◆ **WHAT YOU HAVE TO DO**: Every line that holds the word "film" needs to be copied from the data below.

*** INFORMATION Section Begins ***

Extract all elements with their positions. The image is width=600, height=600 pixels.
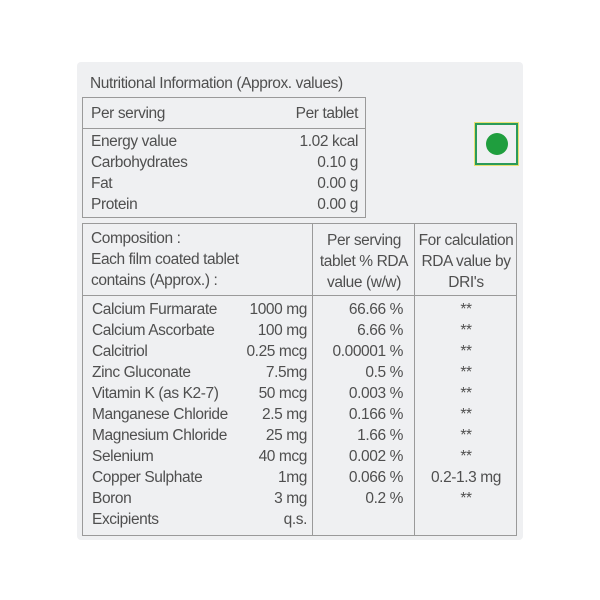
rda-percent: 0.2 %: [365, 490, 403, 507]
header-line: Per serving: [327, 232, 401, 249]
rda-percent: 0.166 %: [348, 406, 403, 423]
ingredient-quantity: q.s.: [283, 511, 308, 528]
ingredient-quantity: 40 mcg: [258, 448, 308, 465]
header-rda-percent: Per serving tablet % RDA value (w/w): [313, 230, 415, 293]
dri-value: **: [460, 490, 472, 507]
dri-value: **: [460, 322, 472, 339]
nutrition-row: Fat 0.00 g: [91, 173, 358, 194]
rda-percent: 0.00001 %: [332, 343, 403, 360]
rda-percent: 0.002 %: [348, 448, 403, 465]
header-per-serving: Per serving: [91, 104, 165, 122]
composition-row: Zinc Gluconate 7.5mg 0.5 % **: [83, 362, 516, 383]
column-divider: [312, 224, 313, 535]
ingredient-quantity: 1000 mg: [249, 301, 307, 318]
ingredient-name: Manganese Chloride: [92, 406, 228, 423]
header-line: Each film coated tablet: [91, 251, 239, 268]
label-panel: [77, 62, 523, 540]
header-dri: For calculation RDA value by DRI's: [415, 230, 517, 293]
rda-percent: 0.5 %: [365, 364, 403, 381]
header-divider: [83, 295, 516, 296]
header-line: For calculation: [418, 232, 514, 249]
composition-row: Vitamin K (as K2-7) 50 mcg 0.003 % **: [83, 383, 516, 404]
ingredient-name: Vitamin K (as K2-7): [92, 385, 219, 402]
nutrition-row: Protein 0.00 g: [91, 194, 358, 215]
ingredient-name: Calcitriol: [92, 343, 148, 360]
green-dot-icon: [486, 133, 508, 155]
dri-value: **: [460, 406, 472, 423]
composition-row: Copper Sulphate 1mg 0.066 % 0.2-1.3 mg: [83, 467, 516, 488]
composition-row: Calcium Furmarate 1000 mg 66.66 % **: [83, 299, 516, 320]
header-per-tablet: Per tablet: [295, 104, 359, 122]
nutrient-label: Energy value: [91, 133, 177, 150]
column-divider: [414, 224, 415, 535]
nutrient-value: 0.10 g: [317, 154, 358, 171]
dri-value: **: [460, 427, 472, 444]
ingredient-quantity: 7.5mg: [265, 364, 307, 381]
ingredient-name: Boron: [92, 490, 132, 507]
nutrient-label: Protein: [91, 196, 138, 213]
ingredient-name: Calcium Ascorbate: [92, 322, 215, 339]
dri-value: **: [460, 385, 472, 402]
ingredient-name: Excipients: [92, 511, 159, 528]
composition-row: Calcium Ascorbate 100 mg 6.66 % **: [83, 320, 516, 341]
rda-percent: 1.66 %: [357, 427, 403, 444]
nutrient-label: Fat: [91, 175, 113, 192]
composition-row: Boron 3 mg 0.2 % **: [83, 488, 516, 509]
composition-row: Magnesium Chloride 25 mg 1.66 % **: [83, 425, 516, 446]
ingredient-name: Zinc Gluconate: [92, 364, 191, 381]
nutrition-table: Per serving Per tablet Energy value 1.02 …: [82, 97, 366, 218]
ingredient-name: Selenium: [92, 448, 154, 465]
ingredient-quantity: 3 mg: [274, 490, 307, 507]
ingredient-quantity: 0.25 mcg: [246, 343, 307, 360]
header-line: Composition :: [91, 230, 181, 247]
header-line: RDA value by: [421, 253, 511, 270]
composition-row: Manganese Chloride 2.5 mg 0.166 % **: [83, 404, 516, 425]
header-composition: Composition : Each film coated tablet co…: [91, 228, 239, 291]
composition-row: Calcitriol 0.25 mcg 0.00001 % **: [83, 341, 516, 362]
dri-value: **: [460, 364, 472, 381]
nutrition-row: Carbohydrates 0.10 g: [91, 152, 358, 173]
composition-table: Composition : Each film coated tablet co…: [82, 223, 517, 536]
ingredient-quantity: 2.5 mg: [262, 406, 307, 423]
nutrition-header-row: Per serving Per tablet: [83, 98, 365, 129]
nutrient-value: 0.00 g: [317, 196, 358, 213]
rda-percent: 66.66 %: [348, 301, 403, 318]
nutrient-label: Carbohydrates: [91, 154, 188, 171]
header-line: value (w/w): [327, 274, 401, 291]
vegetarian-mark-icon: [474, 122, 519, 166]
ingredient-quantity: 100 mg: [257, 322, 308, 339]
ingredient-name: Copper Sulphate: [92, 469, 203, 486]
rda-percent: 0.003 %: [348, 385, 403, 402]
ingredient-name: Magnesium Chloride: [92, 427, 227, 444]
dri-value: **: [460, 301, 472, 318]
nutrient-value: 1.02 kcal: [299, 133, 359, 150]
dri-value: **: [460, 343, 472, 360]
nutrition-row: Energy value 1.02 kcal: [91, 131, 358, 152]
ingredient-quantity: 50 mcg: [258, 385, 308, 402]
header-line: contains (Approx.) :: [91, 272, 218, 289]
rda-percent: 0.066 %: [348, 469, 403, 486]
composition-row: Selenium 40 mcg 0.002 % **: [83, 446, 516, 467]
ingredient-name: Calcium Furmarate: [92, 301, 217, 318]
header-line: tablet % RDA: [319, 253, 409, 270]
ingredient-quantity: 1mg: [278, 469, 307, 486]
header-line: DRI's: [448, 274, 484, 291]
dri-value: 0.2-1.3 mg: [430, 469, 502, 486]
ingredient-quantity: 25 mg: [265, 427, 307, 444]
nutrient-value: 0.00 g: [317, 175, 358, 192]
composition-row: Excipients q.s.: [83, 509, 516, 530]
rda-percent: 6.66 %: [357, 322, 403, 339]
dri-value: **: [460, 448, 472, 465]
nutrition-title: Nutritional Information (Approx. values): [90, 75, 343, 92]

*** INFORMATION Section Ends ***
*** INFORMATION Section Begins ***

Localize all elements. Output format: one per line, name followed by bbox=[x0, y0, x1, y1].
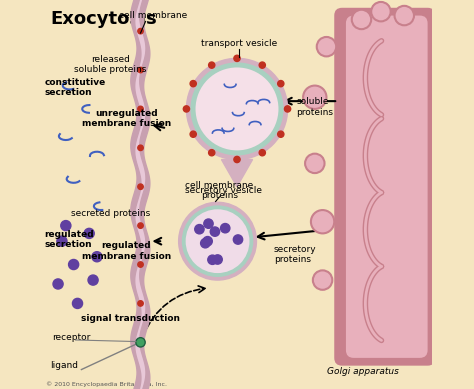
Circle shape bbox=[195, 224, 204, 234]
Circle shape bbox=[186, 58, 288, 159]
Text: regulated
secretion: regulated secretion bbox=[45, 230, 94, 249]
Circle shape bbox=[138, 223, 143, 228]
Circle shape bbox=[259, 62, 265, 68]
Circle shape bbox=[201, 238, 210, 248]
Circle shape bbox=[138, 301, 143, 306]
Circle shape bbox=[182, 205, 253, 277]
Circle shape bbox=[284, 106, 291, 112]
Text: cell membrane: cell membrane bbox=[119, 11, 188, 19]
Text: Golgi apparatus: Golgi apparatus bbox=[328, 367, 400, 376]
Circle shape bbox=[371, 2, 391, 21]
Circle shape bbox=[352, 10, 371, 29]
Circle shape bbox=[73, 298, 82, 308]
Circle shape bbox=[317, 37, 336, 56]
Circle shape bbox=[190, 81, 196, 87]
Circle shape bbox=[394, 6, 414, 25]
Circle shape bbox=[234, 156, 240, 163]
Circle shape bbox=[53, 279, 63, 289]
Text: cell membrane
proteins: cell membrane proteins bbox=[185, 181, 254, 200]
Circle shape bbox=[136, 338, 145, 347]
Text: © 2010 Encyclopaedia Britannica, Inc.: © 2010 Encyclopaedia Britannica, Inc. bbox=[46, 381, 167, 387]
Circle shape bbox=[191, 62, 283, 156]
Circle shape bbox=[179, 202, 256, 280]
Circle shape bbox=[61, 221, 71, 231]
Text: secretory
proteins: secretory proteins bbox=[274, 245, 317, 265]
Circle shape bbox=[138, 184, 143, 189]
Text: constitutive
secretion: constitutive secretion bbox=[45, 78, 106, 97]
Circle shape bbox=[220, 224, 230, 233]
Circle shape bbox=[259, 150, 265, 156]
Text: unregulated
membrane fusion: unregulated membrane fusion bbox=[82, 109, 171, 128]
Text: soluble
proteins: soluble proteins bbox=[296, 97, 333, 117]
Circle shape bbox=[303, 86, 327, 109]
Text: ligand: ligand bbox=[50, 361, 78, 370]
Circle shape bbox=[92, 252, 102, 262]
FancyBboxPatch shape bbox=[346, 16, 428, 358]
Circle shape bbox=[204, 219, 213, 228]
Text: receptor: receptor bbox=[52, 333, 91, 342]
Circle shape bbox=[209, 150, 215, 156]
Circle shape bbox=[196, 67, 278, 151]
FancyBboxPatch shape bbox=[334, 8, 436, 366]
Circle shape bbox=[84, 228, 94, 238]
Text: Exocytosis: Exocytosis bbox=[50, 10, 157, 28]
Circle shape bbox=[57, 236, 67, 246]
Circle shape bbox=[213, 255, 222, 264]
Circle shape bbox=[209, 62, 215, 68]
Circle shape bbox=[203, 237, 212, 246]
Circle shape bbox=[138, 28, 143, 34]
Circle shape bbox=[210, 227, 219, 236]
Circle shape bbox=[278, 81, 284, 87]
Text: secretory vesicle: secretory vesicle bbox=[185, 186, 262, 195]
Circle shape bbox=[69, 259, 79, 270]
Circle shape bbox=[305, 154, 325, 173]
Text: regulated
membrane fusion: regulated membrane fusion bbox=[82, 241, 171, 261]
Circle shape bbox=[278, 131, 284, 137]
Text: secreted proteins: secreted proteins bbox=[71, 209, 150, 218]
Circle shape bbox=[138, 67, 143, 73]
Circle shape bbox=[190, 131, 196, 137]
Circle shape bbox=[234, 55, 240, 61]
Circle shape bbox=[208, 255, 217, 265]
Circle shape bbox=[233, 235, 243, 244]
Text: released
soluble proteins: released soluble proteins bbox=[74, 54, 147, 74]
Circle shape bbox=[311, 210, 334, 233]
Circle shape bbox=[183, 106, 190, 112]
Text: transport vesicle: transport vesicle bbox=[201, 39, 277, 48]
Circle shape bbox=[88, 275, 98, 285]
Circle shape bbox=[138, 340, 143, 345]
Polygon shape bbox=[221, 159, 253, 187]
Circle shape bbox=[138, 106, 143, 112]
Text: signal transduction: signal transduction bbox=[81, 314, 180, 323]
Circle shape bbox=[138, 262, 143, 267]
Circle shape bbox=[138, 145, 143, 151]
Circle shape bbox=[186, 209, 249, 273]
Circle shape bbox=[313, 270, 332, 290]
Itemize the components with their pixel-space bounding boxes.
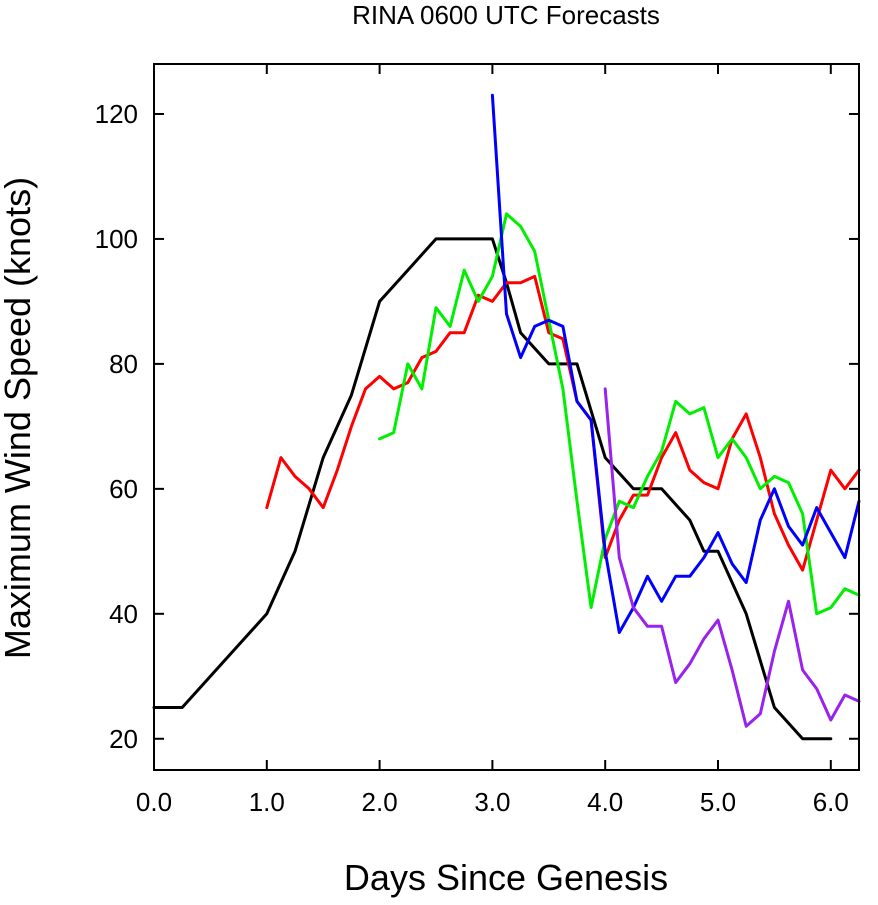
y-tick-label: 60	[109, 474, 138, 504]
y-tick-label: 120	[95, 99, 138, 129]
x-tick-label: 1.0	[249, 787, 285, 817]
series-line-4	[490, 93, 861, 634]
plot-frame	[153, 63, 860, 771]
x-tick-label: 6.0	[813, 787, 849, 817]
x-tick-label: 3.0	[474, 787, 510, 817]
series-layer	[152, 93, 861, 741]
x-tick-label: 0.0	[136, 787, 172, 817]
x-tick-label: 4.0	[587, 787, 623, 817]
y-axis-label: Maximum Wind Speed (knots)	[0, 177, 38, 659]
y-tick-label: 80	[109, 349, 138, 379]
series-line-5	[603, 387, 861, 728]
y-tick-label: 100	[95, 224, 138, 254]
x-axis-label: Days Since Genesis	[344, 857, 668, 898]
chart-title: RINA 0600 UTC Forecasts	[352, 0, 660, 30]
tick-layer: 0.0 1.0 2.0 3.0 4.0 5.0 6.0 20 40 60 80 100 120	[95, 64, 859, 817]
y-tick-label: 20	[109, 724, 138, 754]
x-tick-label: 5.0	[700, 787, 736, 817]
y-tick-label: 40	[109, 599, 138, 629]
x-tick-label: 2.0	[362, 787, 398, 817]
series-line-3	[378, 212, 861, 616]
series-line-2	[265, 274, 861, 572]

*** INFORMATION Section Ends ***

◆ **THE COMPLETED TASK**:
header-line: Each film coated tablet: [91, 251, 239, 268]
header-composition: Composition : Each film coated tablet co…: [91, 228, 239, 291]
composition-table: Composition : Each film coated tablet co…: [82, 223, 517, 536]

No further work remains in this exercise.